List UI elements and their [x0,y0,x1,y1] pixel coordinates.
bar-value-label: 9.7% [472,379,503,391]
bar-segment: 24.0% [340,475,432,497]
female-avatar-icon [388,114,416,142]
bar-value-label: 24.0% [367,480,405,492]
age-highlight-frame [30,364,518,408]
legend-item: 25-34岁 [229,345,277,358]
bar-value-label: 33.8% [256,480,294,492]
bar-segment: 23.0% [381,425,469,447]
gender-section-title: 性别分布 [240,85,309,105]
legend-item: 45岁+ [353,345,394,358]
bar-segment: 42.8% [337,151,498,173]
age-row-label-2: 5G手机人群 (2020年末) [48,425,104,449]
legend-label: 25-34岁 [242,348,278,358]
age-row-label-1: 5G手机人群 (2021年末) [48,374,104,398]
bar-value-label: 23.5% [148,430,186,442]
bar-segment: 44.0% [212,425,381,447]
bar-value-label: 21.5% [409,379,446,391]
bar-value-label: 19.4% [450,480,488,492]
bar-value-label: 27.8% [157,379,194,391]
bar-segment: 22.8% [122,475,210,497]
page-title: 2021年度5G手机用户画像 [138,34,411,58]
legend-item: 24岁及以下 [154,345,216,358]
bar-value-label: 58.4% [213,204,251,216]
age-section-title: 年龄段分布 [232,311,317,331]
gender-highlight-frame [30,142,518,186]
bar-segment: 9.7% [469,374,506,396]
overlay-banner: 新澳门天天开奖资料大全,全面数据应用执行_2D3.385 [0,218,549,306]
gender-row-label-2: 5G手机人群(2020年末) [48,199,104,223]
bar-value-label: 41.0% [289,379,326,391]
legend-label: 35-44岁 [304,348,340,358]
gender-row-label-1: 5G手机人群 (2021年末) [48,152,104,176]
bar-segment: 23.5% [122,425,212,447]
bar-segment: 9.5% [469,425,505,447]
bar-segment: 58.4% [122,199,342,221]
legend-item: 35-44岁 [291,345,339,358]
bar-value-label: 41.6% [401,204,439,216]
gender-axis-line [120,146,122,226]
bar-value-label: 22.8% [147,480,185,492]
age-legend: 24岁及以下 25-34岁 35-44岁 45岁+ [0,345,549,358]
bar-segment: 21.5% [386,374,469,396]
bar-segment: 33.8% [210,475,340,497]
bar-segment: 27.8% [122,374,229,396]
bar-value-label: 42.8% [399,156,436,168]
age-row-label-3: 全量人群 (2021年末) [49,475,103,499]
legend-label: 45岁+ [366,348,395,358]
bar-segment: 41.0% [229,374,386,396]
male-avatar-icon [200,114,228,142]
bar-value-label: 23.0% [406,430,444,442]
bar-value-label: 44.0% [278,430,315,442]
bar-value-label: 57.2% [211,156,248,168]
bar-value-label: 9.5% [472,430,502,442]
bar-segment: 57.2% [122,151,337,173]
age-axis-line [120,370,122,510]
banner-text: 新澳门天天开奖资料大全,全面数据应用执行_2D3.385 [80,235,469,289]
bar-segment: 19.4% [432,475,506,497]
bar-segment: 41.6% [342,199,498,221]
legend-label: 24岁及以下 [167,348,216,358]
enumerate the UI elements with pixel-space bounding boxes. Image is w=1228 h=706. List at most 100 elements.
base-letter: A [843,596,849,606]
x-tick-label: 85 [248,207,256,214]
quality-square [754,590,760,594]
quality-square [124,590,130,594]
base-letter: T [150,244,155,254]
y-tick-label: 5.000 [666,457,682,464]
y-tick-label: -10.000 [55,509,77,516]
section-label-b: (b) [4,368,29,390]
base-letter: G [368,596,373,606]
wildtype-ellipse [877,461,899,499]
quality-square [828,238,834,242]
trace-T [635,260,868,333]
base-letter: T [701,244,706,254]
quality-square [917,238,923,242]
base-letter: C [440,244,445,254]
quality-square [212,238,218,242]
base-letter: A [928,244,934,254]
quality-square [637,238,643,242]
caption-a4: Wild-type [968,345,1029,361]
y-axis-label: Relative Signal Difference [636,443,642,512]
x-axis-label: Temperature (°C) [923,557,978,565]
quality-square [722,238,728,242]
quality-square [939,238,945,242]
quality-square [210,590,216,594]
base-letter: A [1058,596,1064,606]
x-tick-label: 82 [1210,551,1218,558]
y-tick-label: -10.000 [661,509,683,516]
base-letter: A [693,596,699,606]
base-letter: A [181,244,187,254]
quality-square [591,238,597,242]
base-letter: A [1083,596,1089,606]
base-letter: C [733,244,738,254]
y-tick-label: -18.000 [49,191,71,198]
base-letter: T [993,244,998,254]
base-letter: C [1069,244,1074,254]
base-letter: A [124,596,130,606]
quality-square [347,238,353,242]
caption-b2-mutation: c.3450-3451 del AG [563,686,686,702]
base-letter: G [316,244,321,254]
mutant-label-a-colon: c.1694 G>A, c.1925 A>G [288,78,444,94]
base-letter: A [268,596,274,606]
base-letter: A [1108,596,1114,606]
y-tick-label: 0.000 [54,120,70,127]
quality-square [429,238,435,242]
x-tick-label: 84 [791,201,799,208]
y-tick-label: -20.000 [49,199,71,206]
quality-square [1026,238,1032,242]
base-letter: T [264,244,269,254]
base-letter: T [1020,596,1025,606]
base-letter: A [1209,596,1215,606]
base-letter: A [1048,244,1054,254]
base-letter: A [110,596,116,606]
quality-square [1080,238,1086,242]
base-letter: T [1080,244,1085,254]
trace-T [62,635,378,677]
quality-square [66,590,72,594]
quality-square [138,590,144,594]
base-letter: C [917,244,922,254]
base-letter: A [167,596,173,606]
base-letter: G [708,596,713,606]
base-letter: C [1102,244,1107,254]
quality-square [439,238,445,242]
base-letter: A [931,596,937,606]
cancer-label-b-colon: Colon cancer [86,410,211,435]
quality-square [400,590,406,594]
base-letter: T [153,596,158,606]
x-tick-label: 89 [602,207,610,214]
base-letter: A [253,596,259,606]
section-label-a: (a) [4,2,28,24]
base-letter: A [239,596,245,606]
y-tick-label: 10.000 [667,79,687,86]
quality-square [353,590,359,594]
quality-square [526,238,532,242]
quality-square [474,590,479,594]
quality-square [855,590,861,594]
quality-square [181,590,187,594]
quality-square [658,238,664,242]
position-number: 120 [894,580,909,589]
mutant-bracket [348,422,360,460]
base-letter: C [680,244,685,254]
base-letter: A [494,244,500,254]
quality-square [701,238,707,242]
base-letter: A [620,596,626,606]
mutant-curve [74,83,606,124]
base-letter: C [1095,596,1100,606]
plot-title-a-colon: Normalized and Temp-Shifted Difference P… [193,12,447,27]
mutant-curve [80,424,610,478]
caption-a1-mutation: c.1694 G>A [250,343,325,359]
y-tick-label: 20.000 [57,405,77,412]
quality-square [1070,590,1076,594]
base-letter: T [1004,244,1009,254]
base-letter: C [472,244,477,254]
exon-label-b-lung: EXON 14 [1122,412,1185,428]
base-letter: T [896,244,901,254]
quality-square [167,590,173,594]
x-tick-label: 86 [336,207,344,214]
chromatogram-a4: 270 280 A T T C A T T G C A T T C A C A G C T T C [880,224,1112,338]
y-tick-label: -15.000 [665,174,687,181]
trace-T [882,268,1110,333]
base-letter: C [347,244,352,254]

--------------------------------

Express the records as a JSON list of strings, one string per line with blank lines left out. Begin at the first line of the records and stop after the line that contains "bar-value-label: 9.5% [472,430,502,442]".

**Full response:**
[
  "List UI elements and their [x0,y0,x1,y1] pixel coordinates.",
  "bar-value-label: 9.7% [472,379,503,391]",
  "bar-segment: 24.0% [340,475,432,497]",
  "female-avatar-icon [388,114,416,142]",
  "bar-value-label: 24.0% [367,480,405,492]",
  "age-highlight-frame [30,364,518,408]",
  "legend-item: 25-34岁 [229,345,277,358]",
  "bar-value-label: 33.8% [256,480,294,492]",
  "bar-segment: 23.0% [381,425,469,447]",
  "gender-section-title: 性别分布 [240,85,309,105]",
  "legend-item: 45岁+ [353,345,394,358]",
  "bar-segment: 42.8% [337,151,498,173]",
  "age-row-label-2: 5G手机人群 (2020年末) [48,425,104,449]",
  "legend-label: 25-34岁 [242,348,278,358]",
  "age-row-label-1: 5G手机人群 (2021年末) [48,374,104,398]",
  "bar-value-label: 23.5% [148,430,186,442]",
  "bar-segment: 44.0% [212,425,381,447]",
  "bar-value-label: 21.5% [409,379,446,391]",
  "bar-value-label: 19.4% [450,480,488,492]",
  "bar-value-label: 27.8% [157,379,194,391]",
  "bar-segment: 22.8% [122,475,210,497]",
  "page-title: 2021年度5G手机用户画像 [138,34,411,58]",
  "legend-item: 24岁及以下 [154,345,216,358]",
  "bar-value-label: 58.4% [213,204,251,216]",
  "age-section-title: 年龄段分布 [232,311,317,331]",
  "gender-highlight-frame [30,142,518,186]",
  "bar-segment: 9.7% [469,374,506,396]",
  "overlay-banner: 新澳门天天开奖资料大全,全面数据应用执行_2D3.385 [0,218,549,306]",
  "gender-row-label-2: 5G手机人群(2020年末) [48,199,104,223]",
  "bar-value-label: 41.0% [289,379,326,391]",
  "legend-label: 35-44岁 [304,348,340,358]",
  "gender-row-label-1: 5G手机人群 (2021年末) [48,152,104,176]",
  "bar-segment: 23.5% [122,425,212,447]",
  "bar-segment: 9.5% [469,425,505,447]",
  "bar-segment: 58.4% [122,199,342,221]",
  "legend-item: 35-44岁 [291,345,339,358]",
  "bar-value-label: 41.6% [401,204,439,216]",
  "gender-axis-line [120,146,122,226]",
  "bar-value-label: 22.8% [147,480,185,492]",
  "age-legend: 24岁及以下 25-34岁 35-44岁 45岁+ [0,345,549,358]",
  "bar-segment: 21.5% [386,374,469,396]",
  "bar-segment: 33.8% [210,475,340,497]",
  "bar-segment: 27.8% [122,374,229,396]",
  "bar-value-label: 42.8% [399,156,436,168]",
  "age-row-label-3: 全量人群 (2021年末) [49,475,103,499]",
  "legend-label: 45岁+ [366,348,395,358]",
  "bar-segment: 41.0% [229,374,386,396]",
  "male-avatar-icon [200,114,228,142]",
  "bar-value-label: 23.0% [406,430,444,442]",
  "bar-value-label: 44.0% [278,430,315,442]",
  "bar-value-label: 57.2% [211,156,248,168]",
  "bar-value-label: 9.5% [472,430,502,442]"
]